begin Supplied data
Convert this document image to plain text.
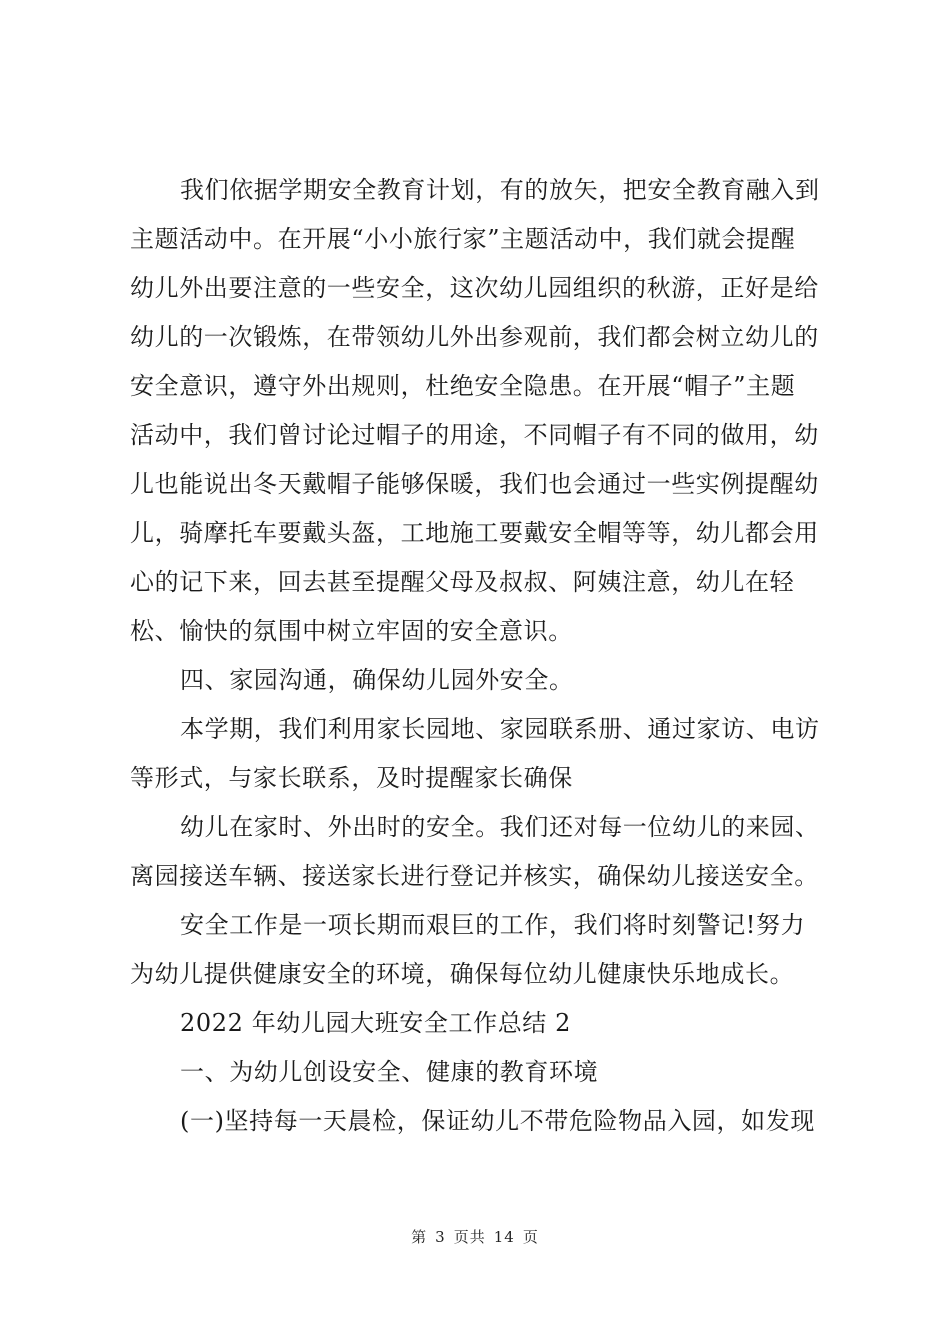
我们依据学期安全教育计划，有的放矢，把安全教育融入到
主题活动中。在开展“小小旅行家”主题活动中，我们就会提醒
幼儿外出要注意的一些安全，这次幼儿园组织的秋游，正好是给
幼儿的一次锻炼，在带领幼儿外出参观前，我们都会树立幼儿的
安全意识，遵守外出规则，杜绝安全隐患。在开展“帽子”主题
活动中，我们曾讨论过帽子的用途，不同帽子有不同的做用，幼
儿也能说出冬天戴帽子能够保暖，我们也会通过一些实例提醒幼
儿，骑摩托车要戴头盔，工地施工要戴安全帽等等，幼儿都会用
心的记下来，回去甚至提醒父母及叔叔、阿姨注意，幼儿在轻
松、愉快的氛围中树立牢固的安全意识。
四、家园沟通，确保幼儿园外安全。
本学期，我们利用家长园地、家园联系册、通过家访、电访
等形式，与家长联系，及时提醒家长确保
幼儿在家时、外出时的安全。我们还对每一位幼儿的来园、
离园接送车辆、接送家长进行登记并核实，确保幼儿接送安全。
安全工作是一项长期而艰巨的工作，我们将时刻警记!努力
为幼儿提供健康安全的环境，确保每位幼儿健康快乐地成长。
2022 年幼儿园大班安全工作总结 2
一、为幼儿创设安全、健康的教育环境
(一)坚持每一天晨检，保证幼儿不带危险物品入园，如发现
第 3 页共 14 页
end Supplied data
What to work on: Restate the data above word for word. Skip every picture.

In response:
Convert this document image to plain text.
我们依据学期安全教育计划，有的放矢，把安全教育融入到
主题活动中。在开展“小小旅行家”主题活动中，我们就会提醒
幼儿外出要注意的一些安全，这次幼儿园组织的秋游，正好是给
幼儿的一次锻炼，在带领幼儿外出参观前，我们都会树立幼儿的
安全意识，遵守外出规则，杜绝安全隐患。在开展“帽子”主题
活动中，我们曾讨论过帽子的用途，不同帽子有不同的做用，幼
儿也能说出冬天戴帽子能够保暖，我们也会通过一些实例提醒幼
儿，骑摩托车要戴头盔，工地施工要戴安全帽等等，幼儿都会用
心的记下来，回去甚至提醒父母及叔叔、阿姨注意，幼儿在轻
松、愉快的氛围中树立牢固的安全意识。
四、家园沟通，确保幼儿园外安全。
本学期，我们利用家长园地、家园联系册、通过家访、电访
等形式，与家长联系，及时提醒家长确保
幼儿在家时、外出时的安全。我们还对每一位幼儿的来园、
离园接送车辆、接送家长进行登记并核实，确保幼儿接送安全。
安全工作是一项长期而艰巨的工作，我们将时刻警记!努力
为幼儿提供健康安全的环境，确保每位幼儿健康快乐地成长。
2022 年幼儿园大班安全工作总结 2
一、为幼儿创设安全、健康的教育环境
(一)坚持每一天晨检，保证幼儿不带危险物品入园，如发现
第 3 页共 14 页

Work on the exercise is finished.